Written task: All of the material below is to be restated word for word, apart from the pictures.

^^^^^^^^^^^^^^^^

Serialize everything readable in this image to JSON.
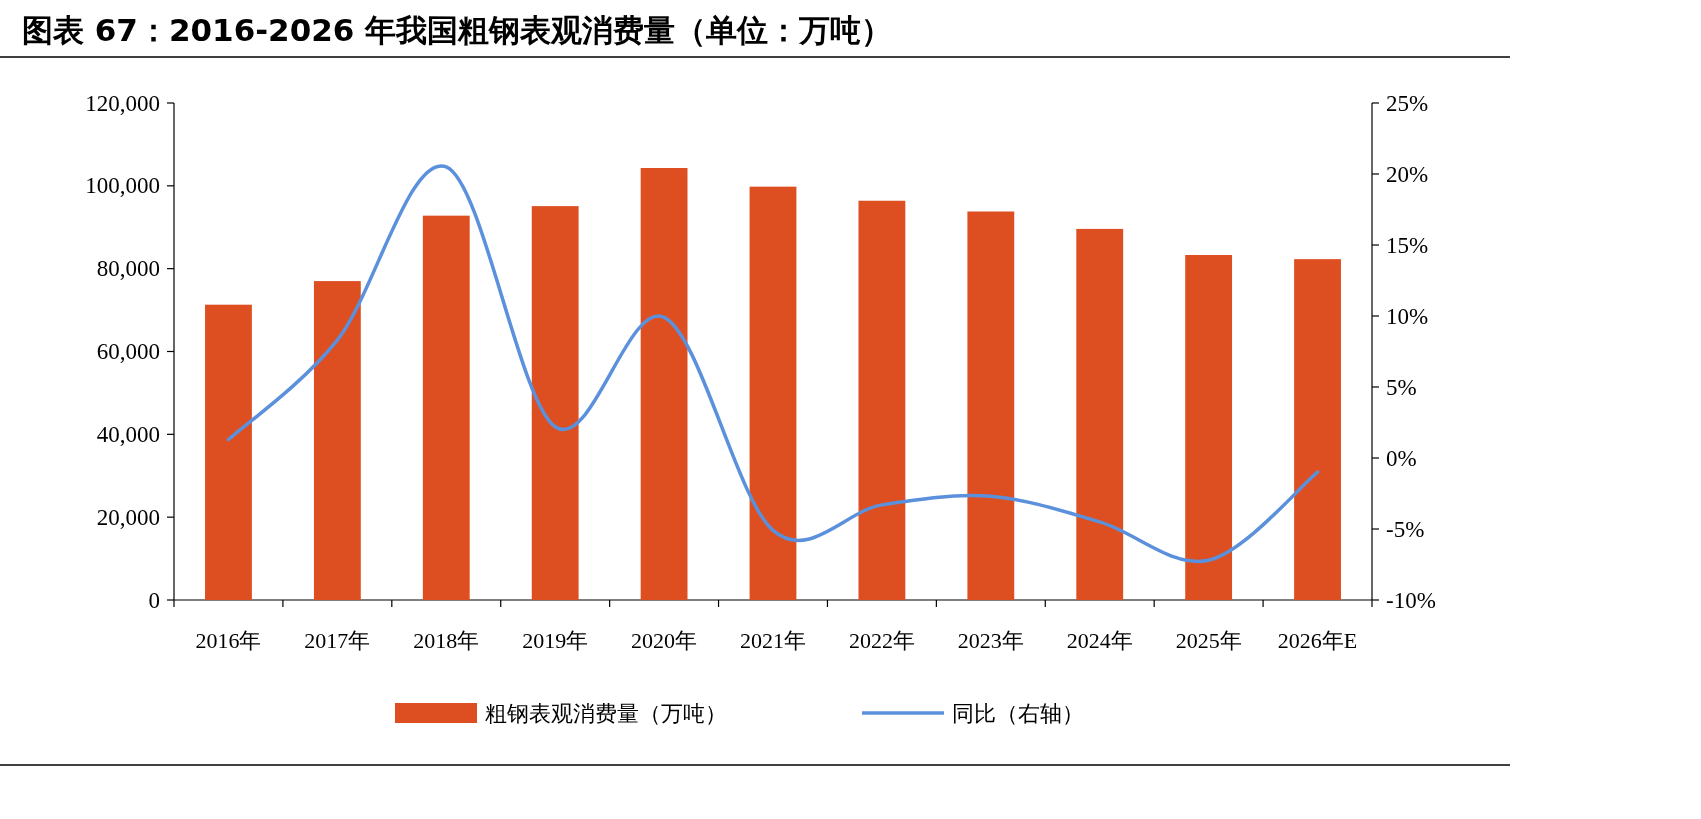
{
  "chart_data": {
    "type": "bar",
    "title": "图表 67：2016-2026 年我国粗钢表观消费量（单位：万吨）",
    "categories": [
      "2016年",
      "2017年",
      "2018年",
      "2019年",
      "2020年",
      "2021年",
      "2022年",
      "2023年",
      "2024年",
      "2025年",
      "2026年E"
    ],
    "series": [
      {
        "name": "粗钢表观消费量（万吨）",
        "color": "#dd4f21",
        "values": [
          71300,
          77000,
          92800,
          95100,
          104300,
          99800,
          96400,
          93800,
          89600,
          83300,
          82300
        ]
      },
      {
        "name": "同比（右轴）",
        "type": "line",
        "axis": "y2",
        "color": "#5b90dc",
        "values": [
          1.3,
          8.3,
          20.5,
          2.2,
          9.9,
          -5.1,
          -3.3,
          -2.7,
          -4.5,
          -7.2,
          -1.0
        ]
      }
    ],
    "ylim": [
      0,
      120000
    ],
    "yticks": [
      {
        "value": 0,
        "label": "0"
      },
      {
        "value": 20000,
        "label": "20,000"
      },
      {
        "value": 40000,
        "label": "40,000"
      },
      {
        "value": 60000,
        "label": "60,000"
      },
      {
        "value": 80000,
        "label": "80,000"
      },
      {
        "value": 100000,
        "label": "100,000"
      },
      {
        "value": 120000,
        "label": "120,000"
      }
    ],
    "y2lim": [
      -10,
      25
    ],
    "y2ticks": [
      {
        "value": -10,
        "label": "-10%"
      },
      {
        "value": -5,
        "label": "-5%"
      },
      {
        "value": 0,
        "label": "0%"
      },
      {
        "value": 5,
        "label": "5%"
      },
      {
        "value": 10,
        "label": "10%"
      },
      {
        "value": 15,
        "label": "15%"
      },
      {
        "value": 20,
        "label": "20%"
      },
      {
        "value": 25,
        "label": "25%"
      }
    ],
    "legend": "bottom"
  }
}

^^^^^^^^^^^^^^^^

Answer for this exercise:
Serialize everything readable in this image to JSON.
{
  "chart_data": {
    "type": "bar",
    "title": "图表 67：2016-2026 年我国粗钢表观消费量（单位：万吨）",
    "categories": [
      "2016年",
      "2017年",
      "2018年",
      "2019年",
      "2020年",
      "2021年",
      "2022年",
      "2023年",
      "2024年",
      "2025年",
      "2026年E"
    ],
    "series": [
      {
        "name": "粗钢表观消费量（万吨）",
        "color": "#dd4f21",
        "values": [
          71300,
          77000,
          92800,
          95100,
          104300,
          99800,
          96400,
          93800,
          89600,
          83300,
          82300
        ]
      },
      {
        "name": "同比（右轴）",
        "type": "line",
        "axis": "y2",
        "color": "#5b90dc",
        "values": [
          1.3,
          8.3,
          20.5,
          2.2,
          9.9,
          -5.1,
          -3.3,
          -2.7,
          -4.5,
          -7.2,
          -1.0
        ]
      }
    ],
    "ylim": [
      0,
      120000
    ],
    "yticks": [
      {
        "value": 0,
        "label": "0"
      },
      {
        "value": 20000,
        "label": "20,000"
      },
      {
        "value": 40000,
        "label": "40,000"
      },
      {
        "value": 60000,
        "label": "60,000"
      },
      {
        "value": 80000,
        "label": "80,000"
      },
      {
        "value": 100000,
        "label": "100,000"
      },
      {
        "value": 120000,
        "label": "120,000"
      }
    ],
    "y2lim": [
      -10,
      25
    ],
    "y2ticks": [
      {
        "value": -10,
        "label": "-10%"
      },
      {
        "value": -5,
        "label": "-5%"
      },
      {
        "value": 0,
        "label": "0%"
      },
      {
        "value": 5,
        "label": "5%"
      },
      {
        "value": 10,
        "label": "10%"
      },
      {
        "value": 15,
        "label": "15%"
      },
      {
        "value": 20,
        "label": "20%"
      },
      {
        "value": 25,
        "label": "25%"
      }
    ],
    "legend": "bottom"
  }
}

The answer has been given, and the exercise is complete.